▸ **What is required**:
Give the number of lines that include the string "with", nothing more.

▸ **Extracted data**:
'''

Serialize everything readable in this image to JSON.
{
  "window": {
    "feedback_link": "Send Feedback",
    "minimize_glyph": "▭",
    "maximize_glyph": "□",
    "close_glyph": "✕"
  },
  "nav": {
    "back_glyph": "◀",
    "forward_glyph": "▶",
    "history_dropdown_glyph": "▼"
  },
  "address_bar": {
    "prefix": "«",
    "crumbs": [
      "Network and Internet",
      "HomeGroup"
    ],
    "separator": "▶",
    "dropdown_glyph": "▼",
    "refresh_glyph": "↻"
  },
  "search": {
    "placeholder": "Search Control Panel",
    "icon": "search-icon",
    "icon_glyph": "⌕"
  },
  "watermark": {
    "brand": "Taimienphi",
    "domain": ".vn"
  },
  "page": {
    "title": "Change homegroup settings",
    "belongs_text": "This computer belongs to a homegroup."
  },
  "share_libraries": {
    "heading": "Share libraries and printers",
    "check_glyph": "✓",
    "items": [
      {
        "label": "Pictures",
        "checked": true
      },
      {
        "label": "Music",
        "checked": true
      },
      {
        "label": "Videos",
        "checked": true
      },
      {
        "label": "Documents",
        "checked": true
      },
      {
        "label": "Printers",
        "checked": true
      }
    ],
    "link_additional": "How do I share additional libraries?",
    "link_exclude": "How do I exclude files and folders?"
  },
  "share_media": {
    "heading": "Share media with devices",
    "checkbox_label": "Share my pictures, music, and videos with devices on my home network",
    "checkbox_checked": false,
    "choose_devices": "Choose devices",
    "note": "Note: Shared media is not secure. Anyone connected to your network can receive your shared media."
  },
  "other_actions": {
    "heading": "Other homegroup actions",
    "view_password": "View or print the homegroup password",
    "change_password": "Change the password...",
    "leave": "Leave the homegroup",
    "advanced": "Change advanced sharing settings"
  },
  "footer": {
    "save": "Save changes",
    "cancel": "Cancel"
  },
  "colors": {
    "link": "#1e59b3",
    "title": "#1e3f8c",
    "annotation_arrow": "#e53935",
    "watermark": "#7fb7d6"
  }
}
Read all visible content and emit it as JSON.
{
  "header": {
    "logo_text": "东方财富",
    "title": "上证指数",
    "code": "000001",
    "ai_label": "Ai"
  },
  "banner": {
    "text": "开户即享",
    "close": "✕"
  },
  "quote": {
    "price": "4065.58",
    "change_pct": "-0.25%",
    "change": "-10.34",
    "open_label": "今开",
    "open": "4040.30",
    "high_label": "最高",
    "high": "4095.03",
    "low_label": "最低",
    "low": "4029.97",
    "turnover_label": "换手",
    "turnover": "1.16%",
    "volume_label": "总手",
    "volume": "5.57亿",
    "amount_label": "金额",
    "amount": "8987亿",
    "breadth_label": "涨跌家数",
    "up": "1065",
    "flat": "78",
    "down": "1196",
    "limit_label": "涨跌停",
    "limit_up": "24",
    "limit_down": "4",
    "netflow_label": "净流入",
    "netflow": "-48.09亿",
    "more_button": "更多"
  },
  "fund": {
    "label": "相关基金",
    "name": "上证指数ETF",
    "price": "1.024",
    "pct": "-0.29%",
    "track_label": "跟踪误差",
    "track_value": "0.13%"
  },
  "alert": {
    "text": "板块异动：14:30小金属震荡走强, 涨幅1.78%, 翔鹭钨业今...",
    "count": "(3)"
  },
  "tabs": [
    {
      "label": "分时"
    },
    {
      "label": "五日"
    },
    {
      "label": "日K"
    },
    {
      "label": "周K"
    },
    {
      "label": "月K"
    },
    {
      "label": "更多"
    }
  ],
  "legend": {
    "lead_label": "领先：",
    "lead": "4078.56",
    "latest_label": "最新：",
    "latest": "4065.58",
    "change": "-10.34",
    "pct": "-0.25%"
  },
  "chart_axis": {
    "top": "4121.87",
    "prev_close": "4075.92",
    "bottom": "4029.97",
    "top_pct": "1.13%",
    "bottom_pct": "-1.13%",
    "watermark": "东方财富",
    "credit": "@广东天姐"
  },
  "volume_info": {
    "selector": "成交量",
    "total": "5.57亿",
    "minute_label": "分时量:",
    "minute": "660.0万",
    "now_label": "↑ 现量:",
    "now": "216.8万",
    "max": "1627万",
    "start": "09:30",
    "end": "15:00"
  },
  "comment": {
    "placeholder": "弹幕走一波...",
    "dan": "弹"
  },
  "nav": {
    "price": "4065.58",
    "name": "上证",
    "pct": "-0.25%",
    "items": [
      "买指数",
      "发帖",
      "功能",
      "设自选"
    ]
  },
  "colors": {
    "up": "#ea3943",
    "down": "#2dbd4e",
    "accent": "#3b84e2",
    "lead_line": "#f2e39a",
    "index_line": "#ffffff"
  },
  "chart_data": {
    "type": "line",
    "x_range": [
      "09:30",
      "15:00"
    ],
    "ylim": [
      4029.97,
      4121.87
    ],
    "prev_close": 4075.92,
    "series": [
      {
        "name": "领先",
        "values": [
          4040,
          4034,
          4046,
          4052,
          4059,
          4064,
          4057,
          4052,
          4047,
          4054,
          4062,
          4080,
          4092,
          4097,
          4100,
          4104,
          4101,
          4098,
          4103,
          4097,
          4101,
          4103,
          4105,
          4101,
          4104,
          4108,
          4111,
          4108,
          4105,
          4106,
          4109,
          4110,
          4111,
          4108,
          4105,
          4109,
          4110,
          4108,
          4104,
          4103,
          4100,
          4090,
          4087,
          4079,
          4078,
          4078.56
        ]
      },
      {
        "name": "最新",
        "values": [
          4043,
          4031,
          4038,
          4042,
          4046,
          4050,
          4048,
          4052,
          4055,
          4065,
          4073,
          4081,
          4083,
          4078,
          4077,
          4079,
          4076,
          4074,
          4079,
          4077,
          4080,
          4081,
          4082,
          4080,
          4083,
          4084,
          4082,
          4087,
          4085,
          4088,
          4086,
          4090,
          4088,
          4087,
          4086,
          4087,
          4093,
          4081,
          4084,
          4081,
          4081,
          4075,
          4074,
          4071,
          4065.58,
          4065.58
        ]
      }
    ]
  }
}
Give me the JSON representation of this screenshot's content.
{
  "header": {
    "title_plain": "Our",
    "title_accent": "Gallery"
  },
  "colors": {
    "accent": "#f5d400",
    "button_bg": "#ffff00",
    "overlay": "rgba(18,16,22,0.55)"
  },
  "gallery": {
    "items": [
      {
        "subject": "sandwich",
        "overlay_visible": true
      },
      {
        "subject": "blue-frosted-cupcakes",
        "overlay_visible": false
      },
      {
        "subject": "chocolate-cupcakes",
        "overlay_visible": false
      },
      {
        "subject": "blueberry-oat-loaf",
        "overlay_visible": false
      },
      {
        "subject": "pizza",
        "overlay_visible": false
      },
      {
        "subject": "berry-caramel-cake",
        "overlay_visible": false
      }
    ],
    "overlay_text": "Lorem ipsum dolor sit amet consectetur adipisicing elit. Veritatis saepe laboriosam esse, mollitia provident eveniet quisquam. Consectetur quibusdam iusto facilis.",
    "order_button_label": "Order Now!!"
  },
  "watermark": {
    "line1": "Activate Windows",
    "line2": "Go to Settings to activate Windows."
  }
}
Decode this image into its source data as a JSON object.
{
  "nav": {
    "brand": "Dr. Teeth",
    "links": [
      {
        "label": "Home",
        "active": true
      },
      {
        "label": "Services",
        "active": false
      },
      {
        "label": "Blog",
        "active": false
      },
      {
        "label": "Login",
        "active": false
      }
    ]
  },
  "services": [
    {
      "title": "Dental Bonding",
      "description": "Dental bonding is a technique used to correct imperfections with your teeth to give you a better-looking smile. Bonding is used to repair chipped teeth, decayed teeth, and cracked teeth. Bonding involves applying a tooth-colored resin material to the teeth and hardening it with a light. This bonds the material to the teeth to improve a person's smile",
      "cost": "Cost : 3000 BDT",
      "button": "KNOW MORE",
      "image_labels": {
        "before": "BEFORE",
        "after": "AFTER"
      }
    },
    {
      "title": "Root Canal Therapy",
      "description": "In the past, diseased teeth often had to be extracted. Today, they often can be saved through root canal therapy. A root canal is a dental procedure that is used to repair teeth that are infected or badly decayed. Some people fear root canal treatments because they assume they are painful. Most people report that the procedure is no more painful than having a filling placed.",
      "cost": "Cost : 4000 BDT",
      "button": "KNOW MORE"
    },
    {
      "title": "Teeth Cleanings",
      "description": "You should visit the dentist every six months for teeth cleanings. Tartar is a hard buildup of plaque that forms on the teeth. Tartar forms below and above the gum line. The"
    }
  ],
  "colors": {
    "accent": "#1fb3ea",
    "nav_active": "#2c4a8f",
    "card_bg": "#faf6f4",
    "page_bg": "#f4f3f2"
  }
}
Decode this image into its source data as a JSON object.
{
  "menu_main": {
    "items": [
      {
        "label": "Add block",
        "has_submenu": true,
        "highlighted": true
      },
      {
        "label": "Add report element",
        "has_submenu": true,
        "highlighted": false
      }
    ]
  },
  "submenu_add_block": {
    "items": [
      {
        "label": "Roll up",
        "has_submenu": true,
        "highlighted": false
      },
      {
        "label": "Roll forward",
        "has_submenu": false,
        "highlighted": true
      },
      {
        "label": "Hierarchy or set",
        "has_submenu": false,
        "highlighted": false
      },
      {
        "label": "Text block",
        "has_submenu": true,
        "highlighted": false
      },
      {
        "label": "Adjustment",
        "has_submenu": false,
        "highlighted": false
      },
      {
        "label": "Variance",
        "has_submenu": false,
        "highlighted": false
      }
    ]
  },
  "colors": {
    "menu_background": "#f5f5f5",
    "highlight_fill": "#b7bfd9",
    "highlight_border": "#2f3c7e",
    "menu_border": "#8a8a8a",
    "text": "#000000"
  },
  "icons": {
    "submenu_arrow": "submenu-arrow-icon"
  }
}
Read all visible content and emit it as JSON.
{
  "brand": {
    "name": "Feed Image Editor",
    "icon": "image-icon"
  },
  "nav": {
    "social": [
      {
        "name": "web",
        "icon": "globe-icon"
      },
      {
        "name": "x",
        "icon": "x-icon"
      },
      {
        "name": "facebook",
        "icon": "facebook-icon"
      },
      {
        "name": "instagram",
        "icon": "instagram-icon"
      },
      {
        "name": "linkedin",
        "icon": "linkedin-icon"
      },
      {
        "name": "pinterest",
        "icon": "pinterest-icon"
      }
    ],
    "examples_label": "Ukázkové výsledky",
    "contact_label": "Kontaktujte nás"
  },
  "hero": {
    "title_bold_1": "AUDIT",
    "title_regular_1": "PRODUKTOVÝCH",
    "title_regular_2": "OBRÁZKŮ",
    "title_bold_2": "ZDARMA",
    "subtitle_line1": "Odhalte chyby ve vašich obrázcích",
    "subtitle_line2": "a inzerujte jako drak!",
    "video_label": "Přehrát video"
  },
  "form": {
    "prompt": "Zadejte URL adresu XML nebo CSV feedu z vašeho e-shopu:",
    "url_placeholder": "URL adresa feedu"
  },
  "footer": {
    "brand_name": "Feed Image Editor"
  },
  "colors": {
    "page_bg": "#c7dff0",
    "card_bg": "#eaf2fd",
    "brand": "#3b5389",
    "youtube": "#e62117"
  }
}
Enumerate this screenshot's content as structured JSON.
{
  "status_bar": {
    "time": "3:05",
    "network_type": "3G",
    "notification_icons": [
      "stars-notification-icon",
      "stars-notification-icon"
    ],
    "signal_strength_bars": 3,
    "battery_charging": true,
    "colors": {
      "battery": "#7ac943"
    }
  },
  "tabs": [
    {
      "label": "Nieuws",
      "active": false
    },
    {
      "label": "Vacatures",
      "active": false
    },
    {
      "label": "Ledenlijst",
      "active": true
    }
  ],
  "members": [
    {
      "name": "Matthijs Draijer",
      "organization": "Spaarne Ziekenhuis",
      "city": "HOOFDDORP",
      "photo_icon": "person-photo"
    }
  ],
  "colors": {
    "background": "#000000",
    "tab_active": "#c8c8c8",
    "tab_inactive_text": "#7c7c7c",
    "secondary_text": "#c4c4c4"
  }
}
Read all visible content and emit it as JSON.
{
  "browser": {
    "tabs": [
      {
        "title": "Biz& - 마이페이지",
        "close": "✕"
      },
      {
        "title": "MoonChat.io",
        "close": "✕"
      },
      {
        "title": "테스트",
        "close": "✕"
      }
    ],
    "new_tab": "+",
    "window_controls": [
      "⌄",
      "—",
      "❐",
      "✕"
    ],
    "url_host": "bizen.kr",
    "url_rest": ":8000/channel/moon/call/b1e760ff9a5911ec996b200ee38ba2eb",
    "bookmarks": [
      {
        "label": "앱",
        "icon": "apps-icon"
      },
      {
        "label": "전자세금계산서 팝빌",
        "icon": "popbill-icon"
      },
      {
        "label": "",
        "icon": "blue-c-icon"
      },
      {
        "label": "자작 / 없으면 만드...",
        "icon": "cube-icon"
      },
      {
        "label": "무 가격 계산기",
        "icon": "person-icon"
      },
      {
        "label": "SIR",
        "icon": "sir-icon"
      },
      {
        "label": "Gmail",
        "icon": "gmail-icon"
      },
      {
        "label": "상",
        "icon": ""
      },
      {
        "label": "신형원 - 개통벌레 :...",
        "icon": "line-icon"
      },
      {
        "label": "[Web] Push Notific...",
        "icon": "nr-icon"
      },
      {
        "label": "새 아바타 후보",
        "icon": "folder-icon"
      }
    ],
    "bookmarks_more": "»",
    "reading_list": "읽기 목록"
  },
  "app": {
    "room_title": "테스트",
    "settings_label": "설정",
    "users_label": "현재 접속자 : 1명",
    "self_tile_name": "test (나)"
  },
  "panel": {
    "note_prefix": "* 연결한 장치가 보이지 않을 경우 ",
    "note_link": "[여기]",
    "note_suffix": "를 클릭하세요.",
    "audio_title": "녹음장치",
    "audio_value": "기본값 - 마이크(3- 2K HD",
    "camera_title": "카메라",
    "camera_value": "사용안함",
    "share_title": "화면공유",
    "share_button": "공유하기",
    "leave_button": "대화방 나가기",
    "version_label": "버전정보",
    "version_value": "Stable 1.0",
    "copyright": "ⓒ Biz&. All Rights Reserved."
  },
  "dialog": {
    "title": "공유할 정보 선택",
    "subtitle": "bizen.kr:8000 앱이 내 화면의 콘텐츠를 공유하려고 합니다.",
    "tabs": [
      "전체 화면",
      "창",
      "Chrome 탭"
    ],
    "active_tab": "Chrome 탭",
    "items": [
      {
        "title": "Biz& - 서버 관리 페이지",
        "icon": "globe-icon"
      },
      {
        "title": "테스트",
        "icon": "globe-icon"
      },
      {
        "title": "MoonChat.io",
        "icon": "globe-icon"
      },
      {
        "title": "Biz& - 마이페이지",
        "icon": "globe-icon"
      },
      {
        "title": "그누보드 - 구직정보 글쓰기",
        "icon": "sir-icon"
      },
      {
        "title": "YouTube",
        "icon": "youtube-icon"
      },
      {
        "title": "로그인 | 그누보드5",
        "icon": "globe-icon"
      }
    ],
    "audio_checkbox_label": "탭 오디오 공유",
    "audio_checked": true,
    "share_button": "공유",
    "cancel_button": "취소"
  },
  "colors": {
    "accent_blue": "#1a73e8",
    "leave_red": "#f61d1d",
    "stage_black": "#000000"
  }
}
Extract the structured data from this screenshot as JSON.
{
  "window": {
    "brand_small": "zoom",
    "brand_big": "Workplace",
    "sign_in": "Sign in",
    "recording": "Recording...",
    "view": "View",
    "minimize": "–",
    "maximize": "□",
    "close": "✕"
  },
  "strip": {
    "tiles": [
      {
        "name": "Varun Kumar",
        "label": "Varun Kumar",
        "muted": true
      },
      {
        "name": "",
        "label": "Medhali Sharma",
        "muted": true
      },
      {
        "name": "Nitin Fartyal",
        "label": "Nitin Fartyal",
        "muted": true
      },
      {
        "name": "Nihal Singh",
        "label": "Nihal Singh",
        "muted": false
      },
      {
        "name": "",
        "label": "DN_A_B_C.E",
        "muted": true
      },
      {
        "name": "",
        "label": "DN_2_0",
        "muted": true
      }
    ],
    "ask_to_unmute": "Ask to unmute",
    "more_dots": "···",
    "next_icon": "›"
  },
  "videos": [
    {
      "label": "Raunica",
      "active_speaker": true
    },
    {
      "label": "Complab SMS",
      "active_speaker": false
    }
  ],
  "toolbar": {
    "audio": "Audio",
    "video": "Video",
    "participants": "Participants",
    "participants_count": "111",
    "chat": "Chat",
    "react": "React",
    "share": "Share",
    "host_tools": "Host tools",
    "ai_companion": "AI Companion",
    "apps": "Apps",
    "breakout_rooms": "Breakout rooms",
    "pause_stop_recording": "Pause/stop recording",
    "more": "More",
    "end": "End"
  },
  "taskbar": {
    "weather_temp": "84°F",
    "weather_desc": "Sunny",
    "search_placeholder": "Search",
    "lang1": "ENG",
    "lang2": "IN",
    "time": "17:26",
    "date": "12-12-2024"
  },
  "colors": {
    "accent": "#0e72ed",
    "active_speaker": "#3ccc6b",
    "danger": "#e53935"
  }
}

'''

▸ **Result of the task**:
3